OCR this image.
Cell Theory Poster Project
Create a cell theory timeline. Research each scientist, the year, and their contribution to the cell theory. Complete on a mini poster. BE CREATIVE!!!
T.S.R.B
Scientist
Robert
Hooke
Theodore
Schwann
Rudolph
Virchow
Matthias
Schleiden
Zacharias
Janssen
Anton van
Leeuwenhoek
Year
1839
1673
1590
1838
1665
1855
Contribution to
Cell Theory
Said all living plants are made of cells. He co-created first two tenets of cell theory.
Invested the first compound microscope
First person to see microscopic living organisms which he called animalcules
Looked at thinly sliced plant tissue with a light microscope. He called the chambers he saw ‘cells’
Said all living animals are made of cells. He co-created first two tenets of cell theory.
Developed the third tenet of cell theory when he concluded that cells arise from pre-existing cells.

#### [What you are asked to do]
Look through the lines above and collect those with the word "cells".

#### [Exercise result]
Said all living plants are made of cells. He co-created first two tenets of cell theory.
Looked at thinly sliced plant tissue with a light microscope. He called the chambers he saw ‘cells’
Said all living animals are made of cells. He co-created first two tenets of cell theory.
Developed the third tenet of cell theory when he concluded that cells arise from pre-existing cells.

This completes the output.